[BEGIN Recorded information]

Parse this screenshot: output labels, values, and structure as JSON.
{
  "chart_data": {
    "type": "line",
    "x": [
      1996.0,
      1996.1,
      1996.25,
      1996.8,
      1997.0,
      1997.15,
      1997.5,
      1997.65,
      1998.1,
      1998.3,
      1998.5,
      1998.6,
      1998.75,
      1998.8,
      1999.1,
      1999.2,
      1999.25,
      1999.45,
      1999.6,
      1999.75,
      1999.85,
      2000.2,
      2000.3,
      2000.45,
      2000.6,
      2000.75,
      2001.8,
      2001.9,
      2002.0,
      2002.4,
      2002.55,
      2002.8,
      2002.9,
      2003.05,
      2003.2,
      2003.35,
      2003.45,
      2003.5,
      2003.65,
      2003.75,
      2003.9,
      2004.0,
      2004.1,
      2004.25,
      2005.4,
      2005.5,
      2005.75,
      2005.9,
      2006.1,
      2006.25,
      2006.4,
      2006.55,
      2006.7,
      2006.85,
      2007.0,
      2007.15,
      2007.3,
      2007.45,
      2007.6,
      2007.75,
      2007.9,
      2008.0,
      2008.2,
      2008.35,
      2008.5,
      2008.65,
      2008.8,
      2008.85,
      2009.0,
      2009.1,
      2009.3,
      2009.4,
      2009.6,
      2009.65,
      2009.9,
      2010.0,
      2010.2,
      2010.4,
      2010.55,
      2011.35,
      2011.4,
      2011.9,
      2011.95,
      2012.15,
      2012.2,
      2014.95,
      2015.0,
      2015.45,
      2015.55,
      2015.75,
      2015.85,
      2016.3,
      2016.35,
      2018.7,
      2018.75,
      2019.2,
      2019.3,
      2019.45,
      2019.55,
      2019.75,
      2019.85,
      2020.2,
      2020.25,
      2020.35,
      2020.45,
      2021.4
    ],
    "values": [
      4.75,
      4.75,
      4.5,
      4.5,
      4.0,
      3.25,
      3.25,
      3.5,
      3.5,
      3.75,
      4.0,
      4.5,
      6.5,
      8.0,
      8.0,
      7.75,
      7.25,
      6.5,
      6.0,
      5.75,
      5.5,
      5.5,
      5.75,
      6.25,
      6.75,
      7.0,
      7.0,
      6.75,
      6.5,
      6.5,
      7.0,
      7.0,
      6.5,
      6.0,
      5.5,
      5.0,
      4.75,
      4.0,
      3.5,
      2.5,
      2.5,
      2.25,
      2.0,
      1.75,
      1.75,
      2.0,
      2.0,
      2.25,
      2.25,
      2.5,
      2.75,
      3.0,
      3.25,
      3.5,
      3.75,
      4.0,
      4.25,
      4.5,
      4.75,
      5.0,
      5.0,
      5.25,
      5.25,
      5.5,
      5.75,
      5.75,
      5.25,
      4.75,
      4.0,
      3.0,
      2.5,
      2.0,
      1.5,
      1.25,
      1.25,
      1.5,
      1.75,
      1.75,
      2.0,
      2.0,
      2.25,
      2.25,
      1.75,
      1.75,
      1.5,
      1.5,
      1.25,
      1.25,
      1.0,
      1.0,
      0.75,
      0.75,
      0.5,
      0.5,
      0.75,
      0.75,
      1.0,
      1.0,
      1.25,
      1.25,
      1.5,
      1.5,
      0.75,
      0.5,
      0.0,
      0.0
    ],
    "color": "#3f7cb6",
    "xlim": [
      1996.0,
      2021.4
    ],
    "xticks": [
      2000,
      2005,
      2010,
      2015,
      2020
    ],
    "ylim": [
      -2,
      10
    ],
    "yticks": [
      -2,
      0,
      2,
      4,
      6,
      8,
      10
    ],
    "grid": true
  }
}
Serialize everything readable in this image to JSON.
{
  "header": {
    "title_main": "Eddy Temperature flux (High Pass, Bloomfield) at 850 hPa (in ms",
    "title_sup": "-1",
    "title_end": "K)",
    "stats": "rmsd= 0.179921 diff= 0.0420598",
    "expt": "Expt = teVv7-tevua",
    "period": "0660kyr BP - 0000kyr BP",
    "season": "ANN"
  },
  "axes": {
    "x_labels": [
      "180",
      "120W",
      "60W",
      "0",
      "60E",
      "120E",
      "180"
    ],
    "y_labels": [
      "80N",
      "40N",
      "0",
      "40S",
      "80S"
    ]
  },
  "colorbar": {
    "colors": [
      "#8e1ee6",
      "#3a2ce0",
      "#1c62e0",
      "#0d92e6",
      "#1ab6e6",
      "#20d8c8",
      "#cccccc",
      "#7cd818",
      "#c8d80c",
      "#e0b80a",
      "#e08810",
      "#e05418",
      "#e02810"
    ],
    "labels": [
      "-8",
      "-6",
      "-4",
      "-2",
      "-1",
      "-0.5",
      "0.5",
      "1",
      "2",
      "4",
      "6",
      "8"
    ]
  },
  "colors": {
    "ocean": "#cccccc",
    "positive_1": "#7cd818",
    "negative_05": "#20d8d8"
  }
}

[END Recorded information]

# [What the task asks]
Each line of the listing above should be output exactly.

# [Answer in full]
Parse this screenshot: output labels, values, and structure as JSON.
{
  "chart_data": {
    "type": "line",
    "x": [
      1996.0,
      1996.1,
      1996.25,
      1996.8,
      1997.0,
      1997.15,
      1997.5,
      1997.65,
      1998.1,
      1998.3,
      1998.5,
      1998.6,
      1998.75,
      1998.8,
      1999.1,
      1999.2,
      1999.25,
      1999.45,
      1999.6,
      1999.75,
      1999.85,
      2000.2,
      2000.3,
      2000.45,
      2000.6,
      2000.75,
      2001.8,
      2001.9,
      2002.0,
      2002.4,
      2002.55,
      2002.8,
      2002.9,
      2003.05,
      2003.2,
      2003.35,
      2003.45,
      2003.5,
      2003.65,
      2003.75,
      2003.9,
      2004.0,
      2004.1,
      2004.25,
      2005.4,
      2005.5,
      2005.75,
      2005.9,
      2006.1,
      2006.25,
      2006.4,
      2006.55,
      2006.7,
      2006.85,
      2007.0,
      2007.15,
      2007.3,
      2007.45,
      2007.6,
      2007.75,
      2007.9,
      2008.0,
      2008.2,
      2008.35,
      2008.5,
      2008.65,
      2008.8,
      2008.85,
      2009.0,
      2009.1,
      2009.3,
      2009.4,
      2009.6,
      2009.65,
      2009.9,
      2010.0,
      2010.2,
      2010.4,
      2010.55,
      2011.35,
      2011.4,
      2011.9,
      2011.95,
      2012.15,
      2012.2,
      2014.95,
      2015.0,
      2015.45,
      2015.55,
      2015.75,
      2015.85,
      2016.3,
      2016.35,
      2018.7,
      2018.75,
      2019.2,
      2019.3,
      2019.45,
      2019.55,
      2019.75,
      2019.85,
      2020.2,
      2020.25,
      2020.35,
      2020.45,
      2021.4
    ],
    "values": [
      4.75,
      4.75,
      4.5,
      4.5,
      4.0,
      3.25,
      3.25,
      3.5,
      3.5,
      3.75,
      4.0,
      4.5,
      6.5,
      8.0,
      8.0,
      7.75,
      7.25,
      6.5,
      6.0,
      5.75,
      5.5,
      5.5,
      5.75,
      6.25,
      6.75,
      7.0,
      7.0,
      6.75,
      6.5,
      6.5,
      7.0,
      7.0,
      6.5,
      6.0,
      5.5,
      5.0,
      4.75,
      4.0,
      3.5,
      2.5,
      2.5,
      2.25,
      2.0,
      1.75,
      1.75,
      2.0,
      2.0,
      2.25,
      2.25,
      2.5,
      2.75,
      3.0,
      3.25,
      3.5,
      3.75,
      4.0,
      4.25,
      4.5,
      4.75,
      5.0,
      5.0,
      5.25,
      5.25,
      5.5,
      5.75,
      5.75,
      5.25,
      4.75,
      4.0,
      3.0,
      2.5,
      2.0,
      1.5,
      1.25,
      1.25,
      1.5,
      1.75,
      1.75,
      2.0,
      2.0,
      2.25,
      2.25,
      1.75,
      1.75,
      1.5,
      1.5,
      1.25,
      1.25,
      1.0,
      1.0,
      0.75,
      0.75,
      0.5,
      0.5,
      0.75,
      0.75,
      1.0,
      1.0,
      1.25,
      1.25,
      1.5,
      1.5,
      0.75,
      0.5,
      0.0,
      0.0
    ],
    "color": "#3f7cb6",
    "xlim": [
      1996.0,
      2021.4
    ],
    "xticks": [
      2000,
      2005,
      2010,
      2015,
      2020
    ],
    "ylim": [
      -2,
      10
    ],
    "yticks": [
      -2,
      0,
      2,
      4,
      6,
      8,
      10
    ],
    "grid": true
  }
}
Serialize everything readable in this image to JSON.
{
  "header": {
    "title_main": "Eddy Temperature flux (High Pass, Bloomfield) at 850 hPa (in ms",
    "title_sup": "-1",
    "title_end": "K)",
    "stats": "rmsd= 0.179921 diff= 0.0420598",
    "expt": "Expt = teVv7-tevua",
    "period": "0660kyr BP - 0000kyr BP",
    "season": "ANN"
  },
  "axes": {
    "x_labels": [
      "180",
      "120W",
      "60W",
      "0",
      "60E",
      "120E",
      "180"
    ],
    "y_labels": [
      "80N",
      "40N",
      "0",
      "40S",
      "80S"
    ]
  },
  "colorbar": {
    "colors": [
      "#8e1ee6",
      "#3a2ce0",
      "#1c62e0",
      "#0d92e6",
      "#1ab6e6",
      "#20d8c8",
      "#cccccc",
      "#7cd818",
      "#c8d80c",
      "#e0b80a",
      "#e08810",
      "#e05418",
      "#e02810"
    ],
    "labels": [
      "-8",
      "-6",
      "-4",
      "-2",
      "-1",
      "-0.5",
      "0.5",
      "1",
      "2",
      "4",
      "6",
      "8"
    ]
  },
  "colors": {
    "ocean": "#cccccc",
    "positive_1": "#7cd818",
    "negative_05": "#20d8d8"
  }
}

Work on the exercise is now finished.